* _Dataset excerpts_

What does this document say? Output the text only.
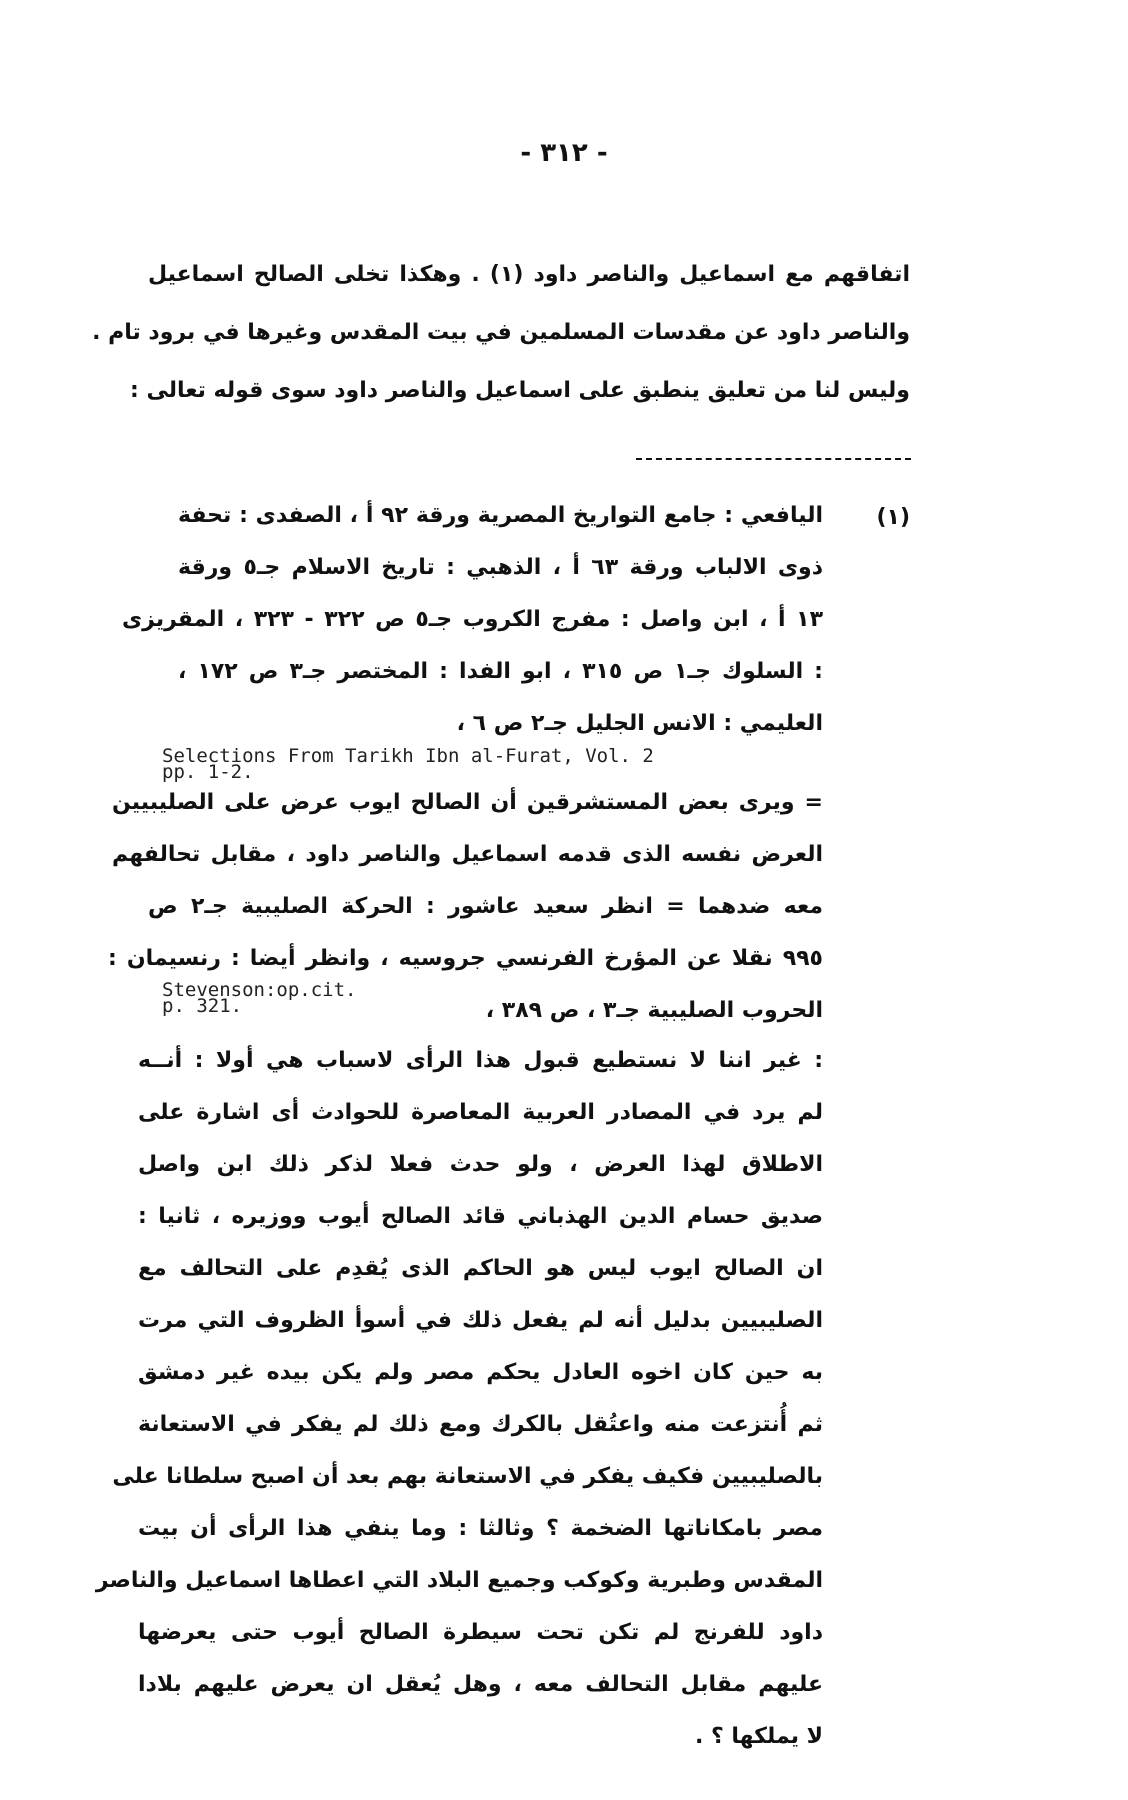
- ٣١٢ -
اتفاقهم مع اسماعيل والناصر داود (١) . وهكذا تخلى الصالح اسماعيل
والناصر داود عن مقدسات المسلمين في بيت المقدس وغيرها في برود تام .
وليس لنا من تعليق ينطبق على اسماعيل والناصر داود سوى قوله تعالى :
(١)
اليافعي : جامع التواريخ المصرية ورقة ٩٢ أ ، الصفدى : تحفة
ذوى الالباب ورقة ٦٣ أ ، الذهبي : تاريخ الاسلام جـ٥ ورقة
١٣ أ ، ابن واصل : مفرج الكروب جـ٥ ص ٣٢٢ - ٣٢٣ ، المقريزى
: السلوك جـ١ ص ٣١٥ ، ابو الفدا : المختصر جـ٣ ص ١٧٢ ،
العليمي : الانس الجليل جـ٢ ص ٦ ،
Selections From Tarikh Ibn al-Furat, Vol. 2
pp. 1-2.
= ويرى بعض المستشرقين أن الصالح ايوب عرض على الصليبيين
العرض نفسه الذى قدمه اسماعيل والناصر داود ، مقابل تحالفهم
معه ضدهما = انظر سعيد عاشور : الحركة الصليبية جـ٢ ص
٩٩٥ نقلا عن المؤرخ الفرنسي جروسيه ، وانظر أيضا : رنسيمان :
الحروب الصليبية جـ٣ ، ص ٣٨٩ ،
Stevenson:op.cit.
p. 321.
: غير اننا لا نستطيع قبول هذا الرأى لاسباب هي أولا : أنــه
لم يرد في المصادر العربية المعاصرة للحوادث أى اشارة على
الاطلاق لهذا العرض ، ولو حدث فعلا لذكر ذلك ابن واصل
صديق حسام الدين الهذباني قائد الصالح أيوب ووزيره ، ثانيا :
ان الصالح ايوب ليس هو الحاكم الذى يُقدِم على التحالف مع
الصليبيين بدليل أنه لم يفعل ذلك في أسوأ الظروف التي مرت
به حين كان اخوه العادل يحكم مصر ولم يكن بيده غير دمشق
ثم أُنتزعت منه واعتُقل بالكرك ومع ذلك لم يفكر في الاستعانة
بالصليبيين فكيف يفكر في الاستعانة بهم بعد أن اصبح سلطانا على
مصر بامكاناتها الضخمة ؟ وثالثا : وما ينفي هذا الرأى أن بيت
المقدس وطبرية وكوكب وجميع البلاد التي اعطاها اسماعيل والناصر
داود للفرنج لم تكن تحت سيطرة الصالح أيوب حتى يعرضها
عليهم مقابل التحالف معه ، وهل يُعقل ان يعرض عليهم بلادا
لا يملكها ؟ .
==
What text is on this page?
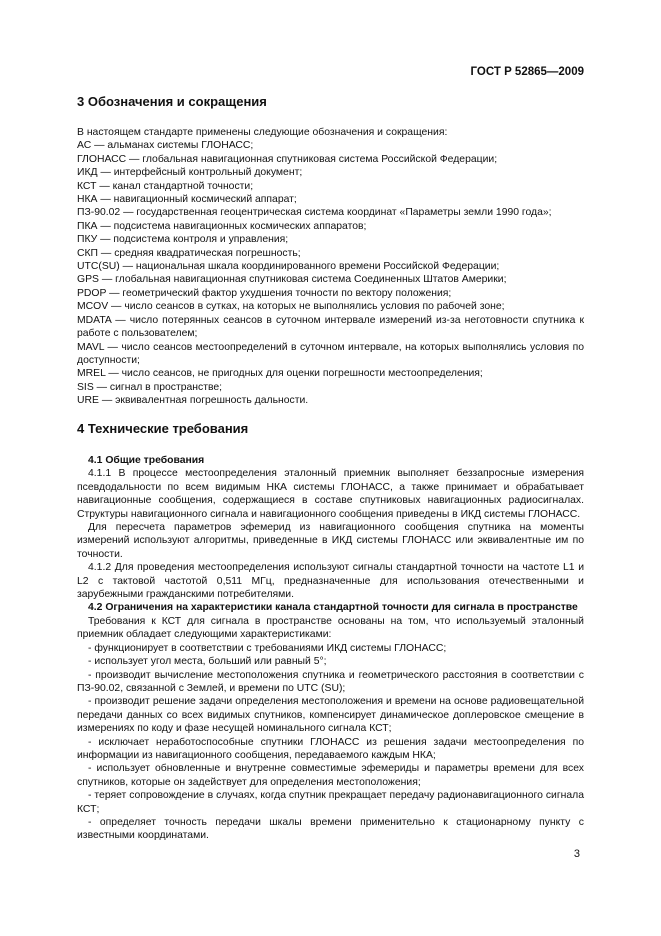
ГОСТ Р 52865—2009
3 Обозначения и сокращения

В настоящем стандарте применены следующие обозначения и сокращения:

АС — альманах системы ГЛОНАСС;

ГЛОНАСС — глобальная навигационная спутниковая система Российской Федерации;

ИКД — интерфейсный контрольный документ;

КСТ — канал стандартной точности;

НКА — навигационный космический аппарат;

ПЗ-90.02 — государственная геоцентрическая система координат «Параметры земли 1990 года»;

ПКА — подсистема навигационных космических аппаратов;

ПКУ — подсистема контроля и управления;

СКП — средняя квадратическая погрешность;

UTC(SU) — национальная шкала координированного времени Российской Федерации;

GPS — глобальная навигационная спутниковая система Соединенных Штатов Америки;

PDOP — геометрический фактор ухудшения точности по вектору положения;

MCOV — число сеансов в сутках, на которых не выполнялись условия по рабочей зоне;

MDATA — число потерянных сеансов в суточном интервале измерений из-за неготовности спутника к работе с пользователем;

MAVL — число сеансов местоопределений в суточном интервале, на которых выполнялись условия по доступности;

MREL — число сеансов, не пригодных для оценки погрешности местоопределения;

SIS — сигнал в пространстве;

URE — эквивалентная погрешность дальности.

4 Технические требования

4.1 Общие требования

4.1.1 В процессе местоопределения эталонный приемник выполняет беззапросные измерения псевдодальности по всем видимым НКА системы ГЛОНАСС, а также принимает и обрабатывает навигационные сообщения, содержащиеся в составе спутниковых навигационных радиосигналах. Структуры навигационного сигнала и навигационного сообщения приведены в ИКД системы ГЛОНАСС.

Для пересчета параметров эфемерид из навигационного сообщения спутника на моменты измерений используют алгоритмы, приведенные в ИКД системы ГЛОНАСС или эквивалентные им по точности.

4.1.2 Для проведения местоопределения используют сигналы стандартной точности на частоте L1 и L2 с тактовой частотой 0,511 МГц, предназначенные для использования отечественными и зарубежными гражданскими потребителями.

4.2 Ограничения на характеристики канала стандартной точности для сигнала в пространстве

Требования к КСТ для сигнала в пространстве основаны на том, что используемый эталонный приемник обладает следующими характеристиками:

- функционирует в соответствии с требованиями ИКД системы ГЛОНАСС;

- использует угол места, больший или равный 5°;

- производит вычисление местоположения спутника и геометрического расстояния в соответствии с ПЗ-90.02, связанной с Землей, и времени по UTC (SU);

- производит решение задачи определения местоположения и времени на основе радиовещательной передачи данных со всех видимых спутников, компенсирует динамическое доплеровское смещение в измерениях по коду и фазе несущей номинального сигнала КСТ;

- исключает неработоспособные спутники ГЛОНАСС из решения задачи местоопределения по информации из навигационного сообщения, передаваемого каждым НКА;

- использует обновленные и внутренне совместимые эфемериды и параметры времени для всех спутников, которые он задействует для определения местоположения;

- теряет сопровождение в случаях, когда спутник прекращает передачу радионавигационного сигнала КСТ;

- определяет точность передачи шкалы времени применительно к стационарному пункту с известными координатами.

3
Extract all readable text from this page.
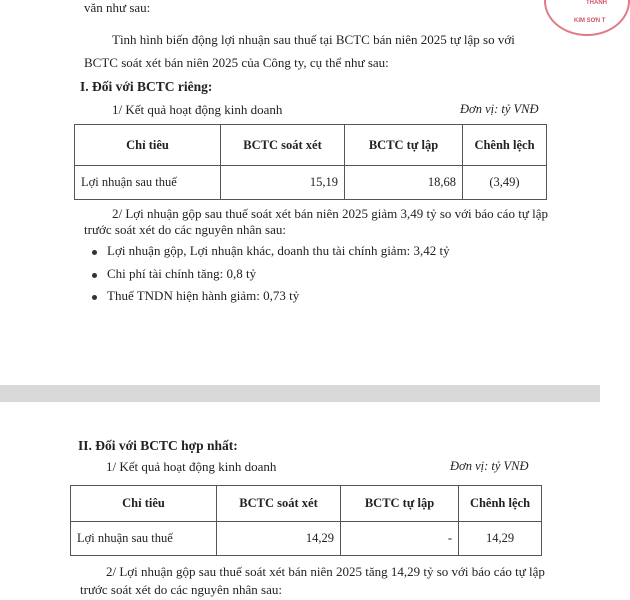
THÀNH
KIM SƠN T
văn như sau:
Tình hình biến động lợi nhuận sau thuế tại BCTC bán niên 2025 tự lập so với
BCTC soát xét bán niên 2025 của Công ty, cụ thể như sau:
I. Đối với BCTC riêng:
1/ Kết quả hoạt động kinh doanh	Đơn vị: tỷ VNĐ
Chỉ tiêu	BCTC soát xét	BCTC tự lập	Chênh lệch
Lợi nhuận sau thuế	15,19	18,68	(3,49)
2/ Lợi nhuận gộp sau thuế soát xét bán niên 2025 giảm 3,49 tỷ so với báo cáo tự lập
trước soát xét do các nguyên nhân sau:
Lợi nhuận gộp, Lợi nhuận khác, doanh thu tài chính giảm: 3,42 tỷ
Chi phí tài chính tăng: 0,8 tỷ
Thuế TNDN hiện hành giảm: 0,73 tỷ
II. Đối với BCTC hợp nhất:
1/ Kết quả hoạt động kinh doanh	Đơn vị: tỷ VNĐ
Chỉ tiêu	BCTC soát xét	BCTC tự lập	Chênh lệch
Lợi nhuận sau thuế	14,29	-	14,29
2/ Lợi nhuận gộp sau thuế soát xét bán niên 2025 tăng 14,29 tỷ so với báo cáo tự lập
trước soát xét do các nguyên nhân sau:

* _Instruction_
Pick out lines containing the word "сообщения", each one as written.

* _Worked answer_
4.1.1 В процессе местоопределения эталонный приемник выполняет беззапросные измерения псевдодальности по всем видимым НКА системы ГЛОНАСС, а также принимает и обрабатывает навигационные сообщения, содержащиеся в составе спутниковых навигационных радиосигналах. Структуры навигационного сигнала и навигационного сообщения приведены в ИКД системы ГЛОНАСС.
Для пересчета параметров эфемерид из навигационного сообщения спутника на моменты измерений используют алгоритмы, приведенные в ИКД системы ГЛОНАСС или эквивалентные им по точности.
- исключает неработоспособные спутники ГЛОНАСС из решения задачи местоопределения по информации из навигационного сообщения, передаваемого каждым НКА;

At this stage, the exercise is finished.